-- RECORDS FOR THIS EXERCISE start --
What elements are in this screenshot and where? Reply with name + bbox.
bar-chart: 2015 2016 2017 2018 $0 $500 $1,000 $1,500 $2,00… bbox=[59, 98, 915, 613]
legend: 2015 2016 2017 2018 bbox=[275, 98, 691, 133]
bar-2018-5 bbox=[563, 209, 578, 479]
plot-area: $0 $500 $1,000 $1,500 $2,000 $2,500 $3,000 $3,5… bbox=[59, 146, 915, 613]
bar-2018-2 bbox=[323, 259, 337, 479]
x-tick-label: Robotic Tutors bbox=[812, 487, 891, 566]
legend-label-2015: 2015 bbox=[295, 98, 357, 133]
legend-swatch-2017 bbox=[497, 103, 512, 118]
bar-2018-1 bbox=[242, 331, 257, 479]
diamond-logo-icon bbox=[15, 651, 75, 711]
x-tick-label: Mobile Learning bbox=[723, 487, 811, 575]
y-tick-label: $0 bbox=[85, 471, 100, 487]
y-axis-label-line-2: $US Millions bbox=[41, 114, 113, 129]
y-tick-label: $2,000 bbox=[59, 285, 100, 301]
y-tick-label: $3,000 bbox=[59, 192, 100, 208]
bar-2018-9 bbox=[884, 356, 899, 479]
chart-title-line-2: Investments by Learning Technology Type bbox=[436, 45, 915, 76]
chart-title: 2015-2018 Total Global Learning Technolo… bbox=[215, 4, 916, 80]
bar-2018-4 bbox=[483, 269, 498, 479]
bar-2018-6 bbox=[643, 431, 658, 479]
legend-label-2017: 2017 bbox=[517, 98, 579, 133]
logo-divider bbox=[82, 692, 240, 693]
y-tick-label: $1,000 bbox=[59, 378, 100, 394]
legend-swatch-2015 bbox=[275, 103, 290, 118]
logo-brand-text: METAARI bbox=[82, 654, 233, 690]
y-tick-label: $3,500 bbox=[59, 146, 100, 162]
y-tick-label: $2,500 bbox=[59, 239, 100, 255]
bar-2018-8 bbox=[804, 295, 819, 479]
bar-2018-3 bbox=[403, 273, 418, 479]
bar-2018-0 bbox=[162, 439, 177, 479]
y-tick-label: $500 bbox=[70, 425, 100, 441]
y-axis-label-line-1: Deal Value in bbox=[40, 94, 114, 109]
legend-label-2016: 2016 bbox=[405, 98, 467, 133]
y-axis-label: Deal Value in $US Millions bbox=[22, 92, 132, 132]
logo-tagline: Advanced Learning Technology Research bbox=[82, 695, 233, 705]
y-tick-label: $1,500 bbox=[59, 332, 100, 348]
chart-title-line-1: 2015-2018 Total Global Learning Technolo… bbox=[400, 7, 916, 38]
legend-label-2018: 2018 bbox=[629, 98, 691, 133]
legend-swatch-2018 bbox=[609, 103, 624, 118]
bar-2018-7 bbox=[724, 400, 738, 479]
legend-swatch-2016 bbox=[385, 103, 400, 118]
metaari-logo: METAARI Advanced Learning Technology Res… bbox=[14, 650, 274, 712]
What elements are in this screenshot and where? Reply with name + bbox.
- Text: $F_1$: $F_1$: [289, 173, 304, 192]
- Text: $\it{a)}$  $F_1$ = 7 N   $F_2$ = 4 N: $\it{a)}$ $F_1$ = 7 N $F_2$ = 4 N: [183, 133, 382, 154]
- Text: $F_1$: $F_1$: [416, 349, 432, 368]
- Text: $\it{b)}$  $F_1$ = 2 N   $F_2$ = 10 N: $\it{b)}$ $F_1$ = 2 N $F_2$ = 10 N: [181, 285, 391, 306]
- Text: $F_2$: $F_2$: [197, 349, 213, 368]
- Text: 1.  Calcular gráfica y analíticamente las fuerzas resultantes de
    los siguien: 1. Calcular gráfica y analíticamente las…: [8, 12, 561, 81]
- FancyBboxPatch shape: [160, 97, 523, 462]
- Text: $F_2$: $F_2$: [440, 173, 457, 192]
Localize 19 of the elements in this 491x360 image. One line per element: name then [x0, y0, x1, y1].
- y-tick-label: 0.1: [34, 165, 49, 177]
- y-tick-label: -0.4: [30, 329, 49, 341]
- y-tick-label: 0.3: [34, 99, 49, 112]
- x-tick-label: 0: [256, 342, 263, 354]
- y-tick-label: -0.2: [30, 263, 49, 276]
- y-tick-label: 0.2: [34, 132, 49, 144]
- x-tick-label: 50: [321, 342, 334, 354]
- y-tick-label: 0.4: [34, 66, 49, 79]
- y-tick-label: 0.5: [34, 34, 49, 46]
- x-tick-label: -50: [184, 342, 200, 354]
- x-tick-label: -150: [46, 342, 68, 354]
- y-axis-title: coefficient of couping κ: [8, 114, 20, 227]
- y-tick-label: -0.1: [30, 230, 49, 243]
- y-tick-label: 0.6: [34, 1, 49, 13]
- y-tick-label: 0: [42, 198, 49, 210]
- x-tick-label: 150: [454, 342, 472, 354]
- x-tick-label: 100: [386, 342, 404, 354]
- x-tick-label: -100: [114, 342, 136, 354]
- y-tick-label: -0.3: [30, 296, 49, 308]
-- RECORDS FOR THIS EXERCISE end --
§ **EXERCISE DETAILS**: Update the rows from the very first one through the line containing "y-tick-label: $0 bbox=[85, 471, 100, 487]" by changing "Mobile Learning" to "Online Learning" and leaving everything else unchanged. Return only those lines.

§ **FULL RESPONSE**:
What elements are in this screenshot and where? Reply with name + bbox.
bar-chart: 2015 2016 2017 2018 $0 $500 $1,000 $1,500 $2,00… bbox=[59, 98, 915, 613]
legend: 2015 2016 2017 2018 bbox=[275, 98, 691, 133]
bar-2018-5 bbox=[563, 209, 578, 479]
plot-area: $0 $500 $1,000 $1,500 $2,000 $2,500 $3,000 $3,5… bbox=[59, 146, 915, 613]
bar-2018-2 bbox=[323, 259, 337, 479]
x-tick-label: Robotic Tutors bbox=[812, 487, 891, 566]
legend-label-2015: 2015 bbox=[295, 98, 357, 133]
legend-swatch-2017 bbox=[497, 103, 512, 118]
bar-2018-1 bbox=[242, 331, 257, 479]
diamond-logo-icon bbox=[15, 651, 75, 711]
x-tick-label: Online Learning bbox=[723, 487, 811, 575]
y-tick-label: $0 bbox=[85, 471, 100, 487]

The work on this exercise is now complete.